▸ To do:
Select from the records below every line that has the word "ffffff" in it.

## Start Provided data

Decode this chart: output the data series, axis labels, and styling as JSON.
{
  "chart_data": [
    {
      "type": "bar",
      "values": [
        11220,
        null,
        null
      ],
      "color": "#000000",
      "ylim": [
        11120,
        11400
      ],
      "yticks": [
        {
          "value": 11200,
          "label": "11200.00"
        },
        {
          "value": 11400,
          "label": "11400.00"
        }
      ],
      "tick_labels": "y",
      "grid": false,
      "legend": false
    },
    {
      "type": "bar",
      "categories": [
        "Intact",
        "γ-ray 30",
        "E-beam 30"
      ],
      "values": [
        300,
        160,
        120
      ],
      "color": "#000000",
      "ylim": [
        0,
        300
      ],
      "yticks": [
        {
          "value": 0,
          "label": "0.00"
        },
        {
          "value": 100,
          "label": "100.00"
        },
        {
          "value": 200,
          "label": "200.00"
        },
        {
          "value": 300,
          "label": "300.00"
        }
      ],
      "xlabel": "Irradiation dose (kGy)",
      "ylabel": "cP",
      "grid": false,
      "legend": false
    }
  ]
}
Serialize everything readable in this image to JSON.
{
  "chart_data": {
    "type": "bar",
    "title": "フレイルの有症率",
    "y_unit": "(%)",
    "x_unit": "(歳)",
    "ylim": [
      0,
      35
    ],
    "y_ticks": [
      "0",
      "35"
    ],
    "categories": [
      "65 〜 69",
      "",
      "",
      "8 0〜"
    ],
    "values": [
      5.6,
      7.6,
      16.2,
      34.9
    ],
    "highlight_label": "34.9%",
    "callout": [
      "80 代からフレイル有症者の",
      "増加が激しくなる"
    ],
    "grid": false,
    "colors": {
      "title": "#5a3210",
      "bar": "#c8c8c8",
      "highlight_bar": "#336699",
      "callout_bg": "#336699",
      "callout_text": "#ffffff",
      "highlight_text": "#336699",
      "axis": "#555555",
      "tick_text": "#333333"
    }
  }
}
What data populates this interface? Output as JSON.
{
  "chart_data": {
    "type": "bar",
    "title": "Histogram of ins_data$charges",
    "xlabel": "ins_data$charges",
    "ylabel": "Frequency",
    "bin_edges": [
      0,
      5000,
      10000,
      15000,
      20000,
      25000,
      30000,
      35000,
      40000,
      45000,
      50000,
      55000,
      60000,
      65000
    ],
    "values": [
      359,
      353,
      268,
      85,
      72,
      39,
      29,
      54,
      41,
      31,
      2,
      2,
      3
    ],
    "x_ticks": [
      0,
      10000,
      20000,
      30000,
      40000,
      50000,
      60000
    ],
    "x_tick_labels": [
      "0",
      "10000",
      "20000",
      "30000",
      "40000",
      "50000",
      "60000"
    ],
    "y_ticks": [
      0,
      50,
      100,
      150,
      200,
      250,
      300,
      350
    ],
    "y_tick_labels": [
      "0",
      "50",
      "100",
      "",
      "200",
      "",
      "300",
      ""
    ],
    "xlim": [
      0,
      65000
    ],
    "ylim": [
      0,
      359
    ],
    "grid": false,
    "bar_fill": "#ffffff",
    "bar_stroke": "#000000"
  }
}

## End Provided data
## Start Provided data

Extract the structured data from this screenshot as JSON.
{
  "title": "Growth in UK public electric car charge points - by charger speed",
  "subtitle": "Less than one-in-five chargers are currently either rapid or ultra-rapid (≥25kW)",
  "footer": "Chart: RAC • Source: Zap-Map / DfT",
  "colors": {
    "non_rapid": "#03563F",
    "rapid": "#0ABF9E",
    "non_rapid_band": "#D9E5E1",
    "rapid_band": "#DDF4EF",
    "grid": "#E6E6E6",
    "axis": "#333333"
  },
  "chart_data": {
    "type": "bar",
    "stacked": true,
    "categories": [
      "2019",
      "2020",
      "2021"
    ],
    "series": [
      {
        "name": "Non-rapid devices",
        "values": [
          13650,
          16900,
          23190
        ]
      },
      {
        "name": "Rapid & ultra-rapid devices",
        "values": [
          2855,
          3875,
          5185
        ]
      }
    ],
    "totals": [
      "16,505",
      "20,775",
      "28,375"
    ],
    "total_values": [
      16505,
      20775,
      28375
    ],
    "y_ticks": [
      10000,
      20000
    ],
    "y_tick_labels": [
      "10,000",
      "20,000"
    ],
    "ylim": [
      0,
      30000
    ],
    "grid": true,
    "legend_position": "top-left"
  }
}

## End Provided data

▸ Exercise solution:
      "callout_text": "#ffffff",
    "bar_fill": "#ffffff",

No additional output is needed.